**Dataset:**

....

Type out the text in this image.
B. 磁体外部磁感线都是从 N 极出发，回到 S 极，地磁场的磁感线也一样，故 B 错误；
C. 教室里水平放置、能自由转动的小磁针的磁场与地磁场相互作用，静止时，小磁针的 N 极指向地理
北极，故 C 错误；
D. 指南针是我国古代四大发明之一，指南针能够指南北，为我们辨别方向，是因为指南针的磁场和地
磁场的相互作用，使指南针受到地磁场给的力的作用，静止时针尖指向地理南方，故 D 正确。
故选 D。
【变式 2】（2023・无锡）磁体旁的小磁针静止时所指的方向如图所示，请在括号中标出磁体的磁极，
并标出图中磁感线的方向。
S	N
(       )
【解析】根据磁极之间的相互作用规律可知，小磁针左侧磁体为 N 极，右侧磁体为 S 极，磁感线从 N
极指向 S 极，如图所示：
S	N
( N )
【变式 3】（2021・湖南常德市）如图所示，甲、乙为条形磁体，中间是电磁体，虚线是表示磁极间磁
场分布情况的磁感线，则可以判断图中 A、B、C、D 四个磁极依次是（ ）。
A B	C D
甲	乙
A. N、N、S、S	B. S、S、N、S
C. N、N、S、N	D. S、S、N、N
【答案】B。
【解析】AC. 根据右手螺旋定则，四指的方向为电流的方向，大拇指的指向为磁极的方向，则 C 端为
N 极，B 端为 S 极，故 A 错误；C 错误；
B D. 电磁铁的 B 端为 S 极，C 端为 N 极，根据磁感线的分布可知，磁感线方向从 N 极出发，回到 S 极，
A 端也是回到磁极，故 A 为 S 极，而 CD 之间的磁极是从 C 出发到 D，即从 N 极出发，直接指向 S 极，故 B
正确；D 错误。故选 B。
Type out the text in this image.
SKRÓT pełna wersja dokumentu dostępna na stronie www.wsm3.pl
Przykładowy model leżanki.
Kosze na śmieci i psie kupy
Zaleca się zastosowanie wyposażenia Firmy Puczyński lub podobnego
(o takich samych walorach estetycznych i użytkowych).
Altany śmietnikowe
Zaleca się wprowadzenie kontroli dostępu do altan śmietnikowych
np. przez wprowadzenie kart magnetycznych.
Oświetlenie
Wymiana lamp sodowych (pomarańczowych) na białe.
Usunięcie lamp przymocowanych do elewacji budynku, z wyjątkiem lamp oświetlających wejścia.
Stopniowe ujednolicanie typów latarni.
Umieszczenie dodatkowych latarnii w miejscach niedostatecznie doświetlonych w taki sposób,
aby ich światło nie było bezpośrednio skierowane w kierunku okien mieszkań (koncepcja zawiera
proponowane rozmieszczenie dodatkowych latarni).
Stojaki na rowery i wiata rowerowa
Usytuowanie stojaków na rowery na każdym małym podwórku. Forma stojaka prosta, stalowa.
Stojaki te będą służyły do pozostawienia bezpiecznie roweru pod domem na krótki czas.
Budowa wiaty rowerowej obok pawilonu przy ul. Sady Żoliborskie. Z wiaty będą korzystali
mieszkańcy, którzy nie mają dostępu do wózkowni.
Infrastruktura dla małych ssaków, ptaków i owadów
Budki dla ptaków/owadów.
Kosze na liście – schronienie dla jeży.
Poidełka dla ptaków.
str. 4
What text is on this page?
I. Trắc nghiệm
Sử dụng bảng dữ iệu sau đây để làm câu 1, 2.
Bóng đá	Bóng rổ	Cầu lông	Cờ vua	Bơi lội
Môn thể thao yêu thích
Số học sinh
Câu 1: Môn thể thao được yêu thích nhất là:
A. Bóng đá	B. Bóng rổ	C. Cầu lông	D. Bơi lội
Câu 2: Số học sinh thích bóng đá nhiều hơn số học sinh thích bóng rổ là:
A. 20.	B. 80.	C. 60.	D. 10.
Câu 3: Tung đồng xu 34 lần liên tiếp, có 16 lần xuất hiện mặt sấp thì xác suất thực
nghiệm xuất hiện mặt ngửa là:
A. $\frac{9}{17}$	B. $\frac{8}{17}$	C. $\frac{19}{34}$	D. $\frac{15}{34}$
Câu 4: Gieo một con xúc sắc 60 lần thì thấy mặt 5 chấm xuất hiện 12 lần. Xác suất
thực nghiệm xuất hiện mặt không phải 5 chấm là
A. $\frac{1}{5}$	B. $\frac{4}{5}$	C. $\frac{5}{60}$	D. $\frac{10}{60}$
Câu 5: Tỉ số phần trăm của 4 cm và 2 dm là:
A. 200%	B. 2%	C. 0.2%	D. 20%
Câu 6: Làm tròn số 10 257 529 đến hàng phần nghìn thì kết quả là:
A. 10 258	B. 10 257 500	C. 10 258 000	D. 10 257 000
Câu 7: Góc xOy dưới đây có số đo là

....

**Instructions for the task:** Write out the listing once more, matching it exactly.

**Exercise output:**
Type out the text in this image.
B. 磁体外部磁感线都是从 N 极出发，回到 S 极，地磁场的磁感线也一样，故 B 错误；
C. 教室里水平放置、能自由转动的小磁针的磁场与地磁场相互作用，静止时，小磁针的 N 极指向地理
北极，故 C 错误；
D. 指南针是我国古代四大发明之一，指南针能够指南北，为我们辨别方向，是因为指南针的磁场和地
磁场的相互作用，使指南针受到地磁场给的力的作用，静止时针尖指向地理南方，故 D 正确。
故选 D。
【变式 2】（2023・无锡）磁体旁的小磁针静止时所指的方向如图所示，请在括号中标出磁体的磁极，
并标出图中磁感线的方向。
S	N
(       )
【解析】根据磁极之间的相互作用规律可知，小磁针左侧磁体为 N 极，右侧磁体为 S 极，磁感线从 N
极指向 S 极，如图所示：
S	N
( N )
【变式 3】（2021・湖南常德市）如图所示，甲、乙为条形磁体，中间是电磁体，虚线是表示磁极间磁
场分布情况的磁感线，则可以判断图中 A、B、C、D 四个磁极依次是（ ）。
A B	C D
甲	乙
A. N、N、S、S	B. S、S、N、S
C. N、N、S、N	D. S、S、N、N
【答案】B。
【解析】AC. 根据右手螺旋定则，四指的方向为电流的方向，大拇指的指向为磁极的方向，则 C 端为
N 极，B 端为 S 极，故 A 错误；C 错误；
B D. 电磁铁的 B 端为 S 极，C 端为 N 极，根据磁感线的分布可知，磁感线方向从 N 极出发，回到 S 极，
A 端也是回到磁极，故 A 为 S 极，而 CD 之间的磁极是从 C 出发到 D，即从 N 极出发，直接指向 S 极，故 B
正确；D 错误。故选 B。
Type out the text in this image.
SKRÓT pełna wersja dokumentu dostępna na stronie www.wsm3.pl
Przykładowy model leżanki.
Kosze na śmieci i psie kupy
Zaleca się zastosowanie wyposażenia Firmy Puczyński lub podobnego
(o takich samych walorach estetycznych i użytkowych).
Altany śmietnikowe
Zaleca się wprowadzenie kontroli dostępu do altan śmietnikowych
np. przez wprowadzenie kart magnetycznych.
Oświetlenie
Wymiana lamp sodowych (pomarańczowych) na białe.
Usunięcie lamp przymocowanych do elewacji budynku, z wyjątkiem lamp oświetlających wejścia.
Stopniowe ujednolicanie typów latarni.
Umieszczenie dodatkowych latarnii w miejscach niedostatecznie doświetlonych w taki sposób,
aby ich światło nie było bezpośrednio skierowane w kierunku okien mieszkań (koncepcja zawiera
proponowane rozmieszczenie dodatkowych latarni).
Stojaki na rowery i wiata rowerowa
Usytuowanie stojaków na rowery na każdym małym podwórku. Forma stojaka prosta, stalowa.
Stojaki te będą służyły do pozostawienia bezpiecznie roweru pod domem na krótki czas.
Budowa wiaty rowerowej obok pawilonu przy ul. Sady Żoliborskie. Z wiaty będą korzystali
mieszkańcy, którzy nie mają dostępu do wózkowni.
Infrastruktura dla małych ssaków, ptaków i owadów
Budki dla ptaków/owadów.
Kosze na liście – schronienie dla jeży.
Poidełka dla ptaków.
str. 4
What text is on this page?
I. Trắc nghiệm
Sử dụng bảng dữ iệu sau đây để làm câu 1, 2.
Bóng đá	Bóng rổ	Cầu lông	Cờ vua	Bơi lội
Môn thể thao yêu thích
Số học sinh
Câu 1: Môn thể thao được yêu thích nhất là:
A. Bóng đá	B. Bóng rổ	C. Cầu lông	D. Bơi lội
Câu 2: Số học sinh thích bóng đá nhiều hơn số học sinh thích bóng rổ là:
A. 20.	B. 80.	C. 60.	D. 10.
Câu 3: Tung đồng xu 34 lần liên tiếp, có 16 lần xuất hiện mặt sấp thì xác suất thực
nghiệm xuất hiện mặt ngửa là:
A. $\frac{9}{17}$	B. $\frac{8}{17}$	C. $\frac{19}{34}$	D. $\frac{15}{34}$
Câu 4: Gieo một con xúc sắc 60 lần thì thấy mặt 5 chấm xuất hiện 12 lần. Xác suất
thực nghiệm xuất hiện mặt không phải 5 chấm là
A. $\frac{1}{5}$	B. $\frac{4}{5}$	C. $\frac{5}{60}$	D. $\frac{10}{60}$
Câu 5: Tỉ số phần trăm của 4 cm và 2 dm là:
A. 200%	B. 2%	C. 0.2%	D. 20%
Câu 6: Làm tròn số 10 257 529 đến hàng phần nghìn thì kết quả là:
A. 10 258	B. 10 257 500	C. 10 258 000	D. 10 257 000
Câu 7: Góc xOy dưới đây có số đo là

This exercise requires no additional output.